___ Data supplied

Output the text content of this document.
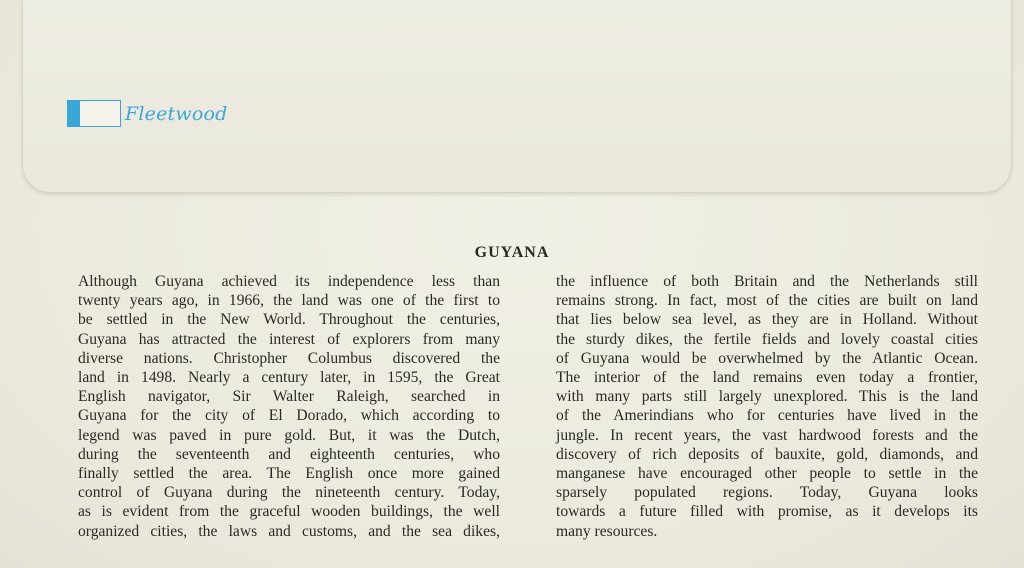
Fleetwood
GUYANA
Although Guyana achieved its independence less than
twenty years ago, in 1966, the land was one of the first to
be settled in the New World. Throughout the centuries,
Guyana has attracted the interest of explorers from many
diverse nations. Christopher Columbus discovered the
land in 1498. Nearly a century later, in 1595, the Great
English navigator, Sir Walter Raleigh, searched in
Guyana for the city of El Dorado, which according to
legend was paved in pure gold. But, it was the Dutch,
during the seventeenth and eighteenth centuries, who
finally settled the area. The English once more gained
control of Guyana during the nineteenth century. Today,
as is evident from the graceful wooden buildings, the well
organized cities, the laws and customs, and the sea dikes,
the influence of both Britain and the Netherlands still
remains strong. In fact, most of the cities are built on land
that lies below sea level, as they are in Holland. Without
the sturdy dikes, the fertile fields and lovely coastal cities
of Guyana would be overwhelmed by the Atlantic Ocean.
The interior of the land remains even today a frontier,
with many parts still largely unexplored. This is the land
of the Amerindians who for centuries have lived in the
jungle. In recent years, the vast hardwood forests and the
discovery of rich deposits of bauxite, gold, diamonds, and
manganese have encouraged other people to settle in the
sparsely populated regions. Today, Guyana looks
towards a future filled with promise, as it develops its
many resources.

______

#### What is required
Write out again every line above exactly as given; the pictures do not belong in the copy.

#### Answer to this task
Output the text content of this document.
Fleetwood
GUYANA
Although Guyana achieved its independence less than
twenty years ago, in 1966, the land was one of the first to
be settled in the New World. Throughout the centuries,
Guyana has attracted the interest of explorers from many
diverse nations. Christopher Columbus discovered the
land in 1498. Nearly a century later, in 1595, the Great
English navigator, Sir Walter Raleigh, searched in
Guyana for the city of El Dorado, which according to
legend was paved in pure gold. But, it was the Dutch,
during the seventeenth and eighteenth centuries, who
finally settled the area. The English once more gained
control of Guyana during the nineteenth century. Today,
as is evident from the graceful wooden buildings, the well
organized cities, the laws and customs, and the sea dikes,
the influence of both Britain and the Netherlands still
remains strong. In fact, most of the cities are built on land
that lies below sea level, as they are in Holland. Without
the sturdy dikes, the fertile fields and lovely coastal cities
of Guyana would be overwhelmed by the Atlantic Ocean.
The interior of the land remains even today a frontier,
with many parts still largely unexplored. This is the land
of the Amerindians who for centuries have lived in the
jungle. In recent years, the vast hardwood forests and the
discovery of rich deposits of bauxite, gold, diamonds, and
manganese have encouraged other people to settle in the
sparsely populated regions. Today, Guyana looks
towards a future filled with promise, as it develops its
many resources.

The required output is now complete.